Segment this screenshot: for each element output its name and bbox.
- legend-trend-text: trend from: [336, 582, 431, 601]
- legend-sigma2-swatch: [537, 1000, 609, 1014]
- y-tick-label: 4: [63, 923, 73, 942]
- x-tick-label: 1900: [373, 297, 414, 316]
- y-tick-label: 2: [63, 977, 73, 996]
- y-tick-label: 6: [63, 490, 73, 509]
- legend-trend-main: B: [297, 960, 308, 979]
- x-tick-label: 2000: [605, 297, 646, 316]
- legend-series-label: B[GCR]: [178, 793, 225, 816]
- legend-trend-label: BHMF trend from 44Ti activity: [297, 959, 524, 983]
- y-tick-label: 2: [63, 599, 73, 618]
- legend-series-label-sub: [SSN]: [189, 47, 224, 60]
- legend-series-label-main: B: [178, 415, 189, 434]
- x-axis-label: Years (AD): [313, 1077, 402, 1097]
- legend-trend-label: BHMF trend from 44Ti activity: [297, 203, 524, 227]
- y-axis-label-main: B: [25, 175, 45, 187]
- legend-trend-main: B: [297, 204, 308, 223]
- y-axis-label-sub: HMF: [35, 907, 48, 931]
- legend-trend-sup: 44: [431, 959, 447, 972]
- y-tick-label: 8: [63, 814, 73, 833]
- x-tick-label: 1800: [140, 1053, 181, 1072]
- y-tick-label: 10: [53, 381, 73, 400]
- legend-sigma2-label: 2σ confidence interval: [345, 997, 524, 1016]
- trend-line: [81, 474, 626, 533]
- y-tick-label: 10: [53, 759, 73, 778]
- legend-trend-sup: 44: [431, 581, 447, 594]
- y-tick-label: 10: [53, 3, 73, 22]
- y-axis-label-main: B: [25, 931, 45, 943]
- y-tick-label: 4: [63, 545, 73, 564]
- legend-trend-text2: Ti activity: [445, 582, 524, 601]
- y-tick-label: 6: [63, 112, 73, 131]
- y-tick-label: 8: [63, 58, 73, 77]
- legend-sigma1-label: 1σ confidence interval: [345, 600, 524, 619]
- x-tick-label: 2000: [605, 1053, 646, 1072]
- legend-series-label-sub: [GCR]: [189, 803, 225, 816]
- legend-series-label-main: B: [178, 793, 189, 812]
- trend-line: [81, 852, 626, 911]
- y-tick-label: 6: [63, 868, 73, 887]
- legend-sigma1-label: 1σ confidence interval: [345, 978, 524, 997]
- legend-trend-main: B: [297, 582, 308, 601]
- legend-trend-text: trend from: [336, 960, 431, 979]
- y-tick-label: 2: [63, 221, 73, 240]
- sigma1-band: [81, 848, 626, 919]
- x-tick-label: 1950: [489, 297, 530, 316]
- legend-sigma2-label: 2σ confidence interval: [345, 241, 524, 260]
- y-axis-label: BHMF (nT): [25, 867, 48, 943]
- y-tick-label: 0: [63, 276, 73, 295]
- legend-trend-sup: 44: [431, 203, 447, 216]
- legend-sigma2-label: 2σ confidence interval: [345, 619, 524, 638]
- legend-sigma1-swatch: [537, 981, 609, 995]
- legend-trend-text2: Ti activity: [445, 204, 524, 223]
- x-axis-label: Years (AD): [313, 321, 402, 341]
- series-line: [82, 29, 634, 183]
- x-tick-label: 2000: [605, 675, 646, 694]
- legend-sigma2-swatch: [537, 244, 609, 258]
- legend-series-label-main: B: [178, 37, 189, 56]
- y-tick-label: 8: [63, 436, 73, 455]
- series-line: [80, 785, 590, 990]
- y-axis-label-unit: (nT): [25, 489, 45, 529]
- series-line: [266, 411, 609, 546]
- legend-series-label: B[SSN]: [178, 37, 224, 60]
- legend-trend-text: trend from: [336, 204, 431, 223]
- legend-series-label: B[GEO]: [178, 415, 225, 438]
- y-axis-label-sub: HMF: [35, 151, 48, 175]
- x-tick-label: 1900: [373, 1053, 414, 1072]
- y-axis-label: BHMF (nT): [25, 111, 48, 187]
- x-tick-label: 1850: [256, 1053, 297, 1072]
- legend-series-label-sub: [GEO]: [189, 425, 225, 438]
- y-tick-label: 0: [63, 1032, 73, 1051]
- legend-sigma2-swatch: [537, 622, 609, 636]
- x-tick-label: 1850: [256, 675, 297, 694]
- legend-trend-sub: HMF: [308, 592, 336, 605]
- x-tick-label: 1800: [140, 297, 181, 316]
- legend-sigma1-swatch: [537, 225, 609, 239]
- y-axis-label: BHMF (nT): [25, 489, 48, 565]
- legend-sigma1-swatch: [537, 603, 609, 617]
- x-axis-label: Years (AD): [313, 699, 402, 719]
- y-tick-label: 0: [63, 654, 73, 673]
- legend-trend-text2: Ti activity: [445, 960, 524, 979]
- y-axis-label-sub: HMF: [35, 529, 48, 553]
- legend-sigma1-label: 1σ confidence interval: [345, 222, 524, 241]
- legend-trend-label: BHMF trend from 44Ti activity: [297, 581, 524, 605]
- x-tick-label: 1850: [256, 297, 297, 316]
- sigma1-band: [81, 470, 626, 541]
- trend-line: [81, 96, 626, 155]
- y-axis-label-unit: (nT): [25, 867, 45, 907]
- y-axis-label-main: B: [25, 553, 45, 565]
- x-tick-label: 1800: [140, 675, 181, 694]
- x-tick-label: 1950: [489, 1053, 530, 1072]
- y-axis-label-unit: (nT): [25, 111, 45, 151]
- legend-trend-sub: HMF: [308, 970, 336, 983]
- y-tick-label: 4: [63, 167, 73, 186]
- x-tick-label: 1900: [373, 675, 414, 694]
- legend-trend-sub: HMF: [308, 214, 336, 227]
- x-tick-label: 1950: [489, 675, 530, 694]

━━━━━━━━━━━━━━━━━━━━━━━━━━━━━━

* [Instructions to follow]: Reproduce every line of the data above without changing any character.

* [The response]:
Segment this screenshot: for each element output its name and bbox.
- legend-trend-text: trend from: [336, 582, 431, 601]
- legend-sigma2-swatch: [537, 1000, 609, 1014]
- y-tick-label: 4: [63, 923, 73, 942]
- x-tick-label: 1900: [373, 297, 414, 316]
- y-tick-label: 2: [63, 977, 73, 996]
- y-tick-label: 6: [63, 490, 73, 509]
- legend-trend-main: B: [297, 960, 308, 979]
- x-tick-label: 2000: [605, 297, 646, 316]
- legend-series-label: B[GCR]: [178, 793, 225, 816]
- legend-trend-label: BHMF trend from 44Ti activity: [297, 959, 524, 983]
- y-tick-label: 2: [63, 599, 73, 618]
- legend-series-label-sub: [SSN]: [189, 47, 224, 60]
- legend-series-label-main: B: [178, 415, 189, 434]
- x-axis-label: Years (AD): [313, 1077, 402, 1097]
- legend-trend-label: BHMF trend from 44Ti activity: [297, 203, 524, 227]
- y-axis-label-main: B: [25, 175, 45, 187]
- legend-trend-main: B: [297, 204, 308, 223]
- y-axis-label-sub: HMF: [35, 907, 48, 931]
- legend-trend-sup: 44: [431, 959, 447, 972]
- y-tick-label: 8: [63, 814, 73, 833]
- x-tick-label: 1800: [140, 1053, 181, 1072]
- y-tick-label: 10: [53, 381, 73, 400]
- legend-sigma2-label: 2σ confidence interval: [345, 997, 524, 1016]
- trend-line: [81, 474, 626, 533]
- y-tick-label: 10: [53, 759, 73, 778]
- legend-trend-sup: 44: [431, 581, 447, 594]
- y-tick-label: 10: [53, 3, 73, 22]
- y-axis-label-main: B: [25, 931, 45, 943]
- y-tick-label: 4: [63, 545, 73, 564]
- legend-trend-text2: Ti activity: [445, 582, 524, 601]
- y-tick-label: 6: [63, 112, 73, 131]
- y-tick-label: 8: [63, 58, 73, 77]
- legend-sigma1-label: 1σ confidence interval: [345, 600, 524, 619]
- x-tick-label: 2000: [605, 1053, 646, 1072]
- legend-series-label-sub: [GCR]: [189, 803, 225, 816]
- legend-series-label-main: B: [178, 793, 189, 812]
- trend-line: [81, 852, 626, 911]
- y-tick-label: 6: [63, 868, 73, 887]
- legend-sigma1-label: 1σ confidence interval: [345, 978, 524, 997]
- legend-trend-main: B: [297, 582, 308, 601]
- legend-trend-text: trend from: [336, 960, 431, 979]
- y-tick-label: 2: [63, 221, 73, 240]
- sigma1-band: [81, 848, 626, 919]
- x-tick-label: 1950: [489, 297, 530, 316]
- legend-sigma2-label: 2σ confidence interval: [345, 241, 524, 260]
- y-axis-label: BHMF (nT): [25, 867, 48, 943]
- y-tick-label: 0: [63, 276, 73, 295]
- legend-trend-sup: 44: [431, 203, 447, 216]
- legend-sigma2-label: 2σ confidence interval: [345, 619, 524, 638]
- legend-sigma1-swatch: [537, 981, 609, 995]
- legend-trend-text2: Ti activity: [445, 204, 524, 223]
- x-axis-label: Years (AD): [313, 321, 402, 341]
- series-line: [82, 29, 634, 183]
- x-tick-label: 2000: [605, 675, 646, 694]
- legend-sigma2-swatch: [537, 244, 609, 258]
- legend-series-label-main: B: [178, 37, 189, 56]
- y-tick-label: 8: [63, 436, 73, 455]
- series-line: [80, 785, 590, 990]
- y-axis-label-unit: (nT): [25, 489, 45, 529]
- series-line: [266, 411, 609, 546]
- legend-series-label: B[SSN]: [178, 37, 224, 60]
- legend-trend-text: trend from: [336, 204, 431, 223]
- legend-series-label: B[GEO]: [178, 415, 225, 438]
- y-axis-label-sub: HMF: [35, 151, 48, 175]
- x-tick-label: 1900: [373, 1053, 414, 1072]
- y-axis-label: BHMF (nT): [25, 111, 48, 187]
- x-tick-label: 1850: [256, 1053, 297, 1072]
- legend-series-label-sub: [GEO]: [189, 425, 225, 438]
- y-tick-label: 0: [63, 1032, 73, 1051]
- legend-sigma2-swatch: [537, 622, 609, 636]
- x-tick-label: 1850: [256, 675, 297, 694]
- legend-trend-sub: HMF: [308, 592, 336, 605]
- x-tick-label: 1800: [140, 297, 181, 316]
- legend-sigma1-swatch: [537, 225, 609, 239]
- y-axis-label: BHMF (nT): [25, 489, 48, 565]
- legend-sigma1-swatch: [537, 603, 609, 617]
- x-axis-label: Years (AD): [313, 699, 402, 719]
- y-tick-label: 0: [63, 654, 73, 673]
- legend-trend-text2: Ti activity: [445, 960, 524, 979]
- y-axis-label-sub: HMF: [35, 529, 48, 553]
- legend-sigma1-label: 1σ confidence interval: [345, 222, 524, 241]
- legend-trend-label: BHMF trend from 44Ti activity: [297, 581, 524, 605]
- x-tick-label: 1850: [256, 297, 297, 316]
- sigma1-band: [81, 470, 626, 541]
- trend-line: [81, 96, 626, 155]
- y-axis-label-unit: (nT): [25, 867, 45, 907]
- y-axis-label-main: B: [25, 553, 45, 565]
- x-tick-label: 1800: [140, 675, 181, 694]
- x-tick-label: 1950: [489, 1053, 530, 1072]
- y-axis-label-unit: (nT): [25, 111, 45, 151]
- legend-trend-sub: HMF: [308, 970, 336, 983]
- y-tick-label: 4: [63, 167, 73, 186]
- x-tick-label: 1900: [373, 675, 414, 694]
- legend-trend-sub: HMF: [308, 214, 336, 227]
- x-tick-label: 1950: [489, 675, 530, 694]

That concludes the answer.